_What is being asked:_ All of the data below must be repeated exactly.

_Material to process:_

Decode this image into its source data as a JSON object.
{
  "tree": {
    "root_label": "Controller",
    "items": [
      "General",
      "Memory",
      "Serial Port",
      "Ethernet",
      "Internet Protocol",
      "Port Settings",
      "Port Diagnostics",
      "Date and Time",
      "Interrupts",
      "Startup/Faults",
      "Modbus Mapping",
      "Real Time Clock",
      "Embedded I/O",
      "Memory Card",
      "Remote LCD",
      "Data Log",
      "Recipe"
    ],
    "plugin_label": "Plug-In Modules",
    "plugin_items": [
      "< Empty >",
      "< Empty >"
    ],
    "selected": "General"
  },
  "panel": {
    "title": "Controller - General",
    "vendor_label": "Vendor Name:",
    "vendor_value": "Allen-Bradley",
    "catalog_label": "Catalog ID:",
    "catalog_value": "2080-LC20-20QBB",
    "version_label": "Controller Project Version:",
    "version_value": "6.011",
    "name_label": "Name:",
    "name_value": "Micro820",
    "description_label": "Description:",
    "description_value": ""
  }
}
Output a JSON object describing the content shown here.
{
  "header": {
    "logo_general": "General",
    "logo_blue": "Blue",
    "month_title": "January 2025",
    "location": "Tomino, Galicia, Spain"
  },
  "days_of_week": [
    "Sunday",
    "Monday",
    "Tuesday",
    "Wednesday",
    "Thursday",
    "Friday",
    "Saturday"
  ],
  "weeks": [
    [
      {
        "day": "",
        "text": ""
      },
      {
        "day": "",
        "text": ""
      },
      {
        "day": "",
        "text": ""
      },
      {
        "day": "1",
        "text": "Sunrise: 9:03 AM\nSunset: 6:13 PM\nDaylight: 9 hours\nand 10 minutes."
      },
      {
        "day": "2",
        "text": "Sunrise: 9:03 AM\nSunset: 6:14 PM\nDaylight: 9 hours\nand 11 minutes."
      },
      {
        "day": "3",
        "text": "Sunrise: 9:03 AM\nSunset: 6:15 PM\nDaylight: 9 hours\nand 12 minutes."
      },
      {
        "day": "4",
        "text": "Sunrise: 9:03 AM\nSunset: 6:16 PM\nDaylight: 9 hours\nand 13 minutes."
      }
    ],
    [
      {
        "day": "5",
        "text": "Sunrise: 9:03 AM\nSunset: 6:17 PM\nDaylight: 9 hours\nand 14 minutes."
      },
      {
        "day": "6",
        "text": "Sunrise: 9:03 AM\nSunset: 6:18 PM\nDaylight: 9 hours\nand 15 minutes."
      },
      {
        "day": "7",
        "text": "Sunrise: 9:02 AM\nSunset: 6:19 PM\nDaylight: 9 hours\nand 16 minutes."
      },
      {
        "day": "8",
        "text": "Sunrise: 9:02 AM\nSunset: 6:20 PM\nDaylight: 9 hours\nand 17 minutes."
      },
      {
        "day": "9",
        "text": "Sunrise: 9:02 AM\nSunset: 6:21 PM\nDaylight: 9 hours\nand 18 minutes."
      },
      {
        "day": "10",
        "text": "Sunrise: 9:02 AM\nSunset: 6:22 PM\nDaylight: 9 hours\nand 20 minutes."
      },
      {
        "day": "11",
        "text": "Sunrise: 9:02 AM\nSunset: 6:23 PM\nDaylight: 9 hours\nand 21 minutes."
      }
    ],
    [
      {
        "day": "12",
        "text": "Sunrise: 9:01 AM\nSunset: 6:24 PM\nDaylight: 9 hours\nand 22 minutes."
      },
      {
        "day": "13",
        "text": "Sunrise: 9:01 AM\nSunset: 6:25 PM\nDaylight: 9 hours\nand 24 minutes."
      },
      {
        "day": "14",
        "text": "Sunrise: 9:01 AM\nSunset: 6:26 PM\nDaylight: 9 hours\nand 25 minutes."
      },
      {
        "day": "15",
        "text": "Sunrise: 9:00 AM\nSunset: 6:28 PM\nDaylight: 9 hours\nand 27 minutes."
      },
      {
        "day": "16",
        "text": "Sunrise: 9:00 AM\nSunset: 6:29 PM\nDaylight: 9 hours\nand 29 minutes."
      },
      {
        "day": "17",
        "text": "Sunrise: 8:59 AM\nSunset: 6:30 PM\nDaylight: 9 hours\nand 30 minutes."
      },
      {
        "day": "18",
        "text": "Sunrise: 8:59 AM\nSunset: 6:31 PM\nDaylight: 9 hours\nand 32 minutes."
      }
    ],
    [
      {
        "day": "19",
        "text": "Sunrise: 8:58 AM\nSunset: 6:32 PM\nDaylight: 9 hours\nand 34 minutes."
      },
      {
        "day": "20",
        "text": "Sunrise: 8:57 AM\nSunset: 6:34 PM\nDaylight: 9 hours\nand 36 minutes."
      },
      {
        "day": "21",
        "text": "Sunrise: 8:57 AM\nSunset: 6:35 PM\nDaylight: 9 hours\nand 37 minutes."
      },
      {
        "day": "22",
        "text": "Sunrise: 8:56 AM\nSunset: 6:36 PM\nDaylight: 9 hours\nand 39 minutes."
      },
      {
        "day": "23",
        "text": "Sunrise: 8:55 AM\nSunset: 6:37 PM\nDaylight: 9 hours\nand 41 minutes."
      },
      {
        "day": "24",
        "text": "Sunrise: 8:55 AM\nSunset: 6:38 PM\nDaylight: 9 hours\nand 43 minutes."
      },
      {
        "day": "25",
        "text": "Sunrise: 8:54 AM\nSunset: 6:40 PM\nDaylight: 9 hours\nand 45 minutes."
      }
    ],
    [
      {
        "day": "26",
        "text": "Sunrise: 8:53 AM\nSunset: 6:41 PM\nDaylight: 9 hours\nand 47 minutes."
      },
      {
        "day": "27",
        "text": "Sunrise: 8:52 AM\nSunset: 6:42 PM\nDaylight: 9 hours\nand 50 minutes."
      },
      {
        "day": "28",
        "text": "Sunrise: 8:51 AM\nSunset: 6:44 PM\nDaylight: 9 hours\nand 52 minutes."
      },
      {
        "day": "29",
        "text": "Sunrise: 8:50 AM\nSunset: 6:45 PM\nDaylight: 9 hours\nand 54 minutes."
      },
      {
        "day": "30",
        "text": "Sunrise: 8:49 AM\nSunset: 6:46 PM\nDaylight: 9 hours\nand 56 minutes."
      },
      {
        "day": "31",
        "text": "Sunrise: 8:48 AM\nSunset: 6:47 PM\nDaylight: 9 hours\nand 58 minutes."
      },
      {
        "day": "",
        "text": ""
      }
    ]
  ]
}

_Response:_
Decode this image into its source data as a JSON object.
{
  "tree": {
    "root_label": "Controller",
    "items": [
      "General",
      "Memory",
      "Serial Port",
      "Ethernet",
      "Internet Protocol",
      "Port Settings",
      "Port Diagnostics",
      "Date and Time",
      "Interrupts",
      "Startup/Faults",
      "Modbus Mapping",
      "Real Time Clock",
      "Embedded I/O",
      "Memory Card",
      "Remote LCD",
      "Data Log",
      "Recipe"
    ],
    "plugin_label": "Plug-In Modules",
    "plugin_items": [
      "< Empty >",
      "< Empty >"
    ],
    "selected": "General"
  },
  "panel": {
    "title": "Controller - General",
    "vendor_label": "Vendor Name:",
    "vendor_value": "Allen-Bradley",
    "catalog_label": "Catalog ID:",
    "catalog_value": "2080-LC20-20QBB",
    "version_label": "Controller Project Version:",
    "version_value": "6.011",
    "name_label": "Name:",
    "name_value": "Micro820",
    "description_label": "Description:",
    "description_value": ""
  }
}
Output a JSON object describing the content shown here.
{
  "header": {
    "logo_general": "General",
    "logo_blue": "Blue",
    "month_title": "January 2025",
    "location": "Tomino, Galicia, Spain"
  },
  "days_of_week": [
    "Sunday",
    "Monday",
    "Tuesday",
    "Wednesday",
    "Thursday",
    "Friday",
    "Saturday"
  ],
  "weeks": [
    [
      {
        "day": "",
        "text": ""
      },
      {
        "day": "",
        "text": ""
      },
      {
        "day": "",
        "text": ""
      },
      {
        "day": "1",
        "text": "Sunrise: 9:03 AM\nSunset: 6:13 PM\nDaylight: 9 hours\nand 10 minutes."
      },
      {
        "day": "2",
        "text": "Sunrise: 9:03 AM\nSunset: 6:14 PM\nDaylight: 9 hours\nand 11 minutes."
      },
      {
        "day": "3",
        "text": "Sunrise: 9:03 AM\nSunset: 6:15 PM\nDaylight: 9 hours\nand 12 minutes."
      },
      {
        "day": "4",
        "text": "Sunrise: 9:03 AM\nSunset: 6:16 PM\nDaylight: 9 hours\nand 13 minutes."
      }
    ],
    [
      {
        "day": "5",
        "text": "Sunrise: 9:03 AM\nSunset: 6:17 PM\nDaylight: 9 hours\nand 14 minutes."
      },
      {
        "day": "6",
        "text": "Sunrise: 9:03 AM\nSunset: 6:18 PM\nDaylight: 9 hours\nand 15 minutes."
      },
      {
        "day": "7",
        "text": "Sunrise: 9:02 AM\nSunset: 6:19 PM\nDaylight: 9 hours\nand 16 minutes."
      },
      {
        "day": "8",
        "text": "Sunrise: 9:02 AM\nSunset: 6:20 PM\nDaylight: 9 hours\nand 17 minutes."
      },
      {
        "day": "9",
        "text": "Sunrise: 9:02 AM\nSunset: 6:21 PM\nDaylight: 9 hours\nand 18 minutes."
      },
      {
        "day": "10",
        "text": "Sunrise: 9:02 AM\nSunset: 6:22 PM\nDaylight: 9 hours\nand 20 minutes."
      },
      {
        "day": "11",
        "text": "Sunrise: 9:02 AM\nSunset: 6:23 PM\nDaylight: 9 hours\nand 21 minutes."
      }
    ],
    [
      {
        "day": "12",
        "text": "Sunrise: 9:01 AM\nSunset: 6:24 PM\nDaylight: 9 hours\nand 22 minutes."
      },
      {
        "day": "13",
        "text": "Sunrise: 9:01 AM\nSunset: 6:25 PM\nDaylight: 9 hours\nand 24 minutes."
      },
      {
        "day": "14",
        "text": "Sunrise: 9:01 AM\nSunset: 6:26 PM\nDaylight: 9 hours\nand 25 minutes."
      },
      {
        "day": "15",
        "text": "Sunrise: 9:00 AM\nSunset: 6:28 PM\nDaylight: 9 hours\nand 27 minutes."
      },
      {
        "day": "16",
        "text": "Sunrise: 9:00 AM\nSunset: 6:29 PM\nDaylight: 9 hours\nand 29 minutes."
      },
      {
        "day": "17",
        "text": "Sunrise: 8:59 AM\nSunset: 6:30 PM\nDaylight: 9 hours\nand 30 minutes."
      },
      {
        "day": "18",
        "text": "Sunrise: 8:59 AM\nSunset: 6:31 PM\nDaylight: 9 hours\nand 32 minutes."
      }
    ],
    [
      {
        "day": "19",
        "text": "Sunrise: 8:58 AM\nSunset: 6:32 PM\nDaylight: 9 hours\nand 34 minutes."
      },
      {
        "day": "20",
        "text": "Sunrise: 8:57 AM\nSunset: 6:34 PM\nDaylight: 9 hours\nand 36 minutes."
      },
      {
        "day": "21",
        "text": "Sunrise: 8:57 AM\nSunset: 6:35 PM\nDaylight: 9 hours\nand 37 minutes."
      },
      {
        "day": "22",
        "text": "Sunrise: 8:56 AM\nSunset: 6:36 PM\nDaylight: 9 hours\nand 39 minutes."
      },
      {
        "day": "23",
        "text": "Sunrise: 8:55 AM\nSunset: 6:37 PM\nDaylight: 9 hours\nand 41 minutes."
      },
      {
        "day": "24",
        "text": "Sunrise: 8:55 AM\nSunset: 6:38 PM\nDaylight: 9 hours\nand 43 minutes."
      },
      {
        "day": "25",
        "text": "Sunrise: 8:54 AM\nSunset: 6:40 PM\nDaylight: 9 hours\nand 45 minutes."
      }
    ],
    [
      {
        "day": "26",
        "text": "Sunrise: 8:53 AM\nSunset: 6:41 PM\nDaylight: 9 hours\nand 47 minutes."
      },
      {
        "day": "27",
        "text": "Sunrise: 8:52 AM\nSunset: 6:42 PM\nDaylight: 9 hours\nand 50 minutes."
      },
      {
        "day": "28",
        "text": "Sunrise: 8:51 AM\nSunset: 6:44 PM\nDaylight: 9 hours\nand 52 minutes."
      },
      {
        "day": "29",
        "text": "Sunrise: 8:50 AM\nSunset: 6:45 PM\nDaylight: 9 hours\nand 54 minutes."
      },
      {
        "day": "30",
        "text": "Sunrise: 8:49 AM\nSunset: 6:46 PM\nDaylight: 9 hours\nand 56 minutes."
      },
      {
        "day": "31",
        "text": "Sunrise: 8:48 AM\nSunset: 6:47 PM\nDaylight: 9 hours\nand 58 minutes."
      },
      {
        "day": "",
        "text": ""
      }
    ]
  ]
}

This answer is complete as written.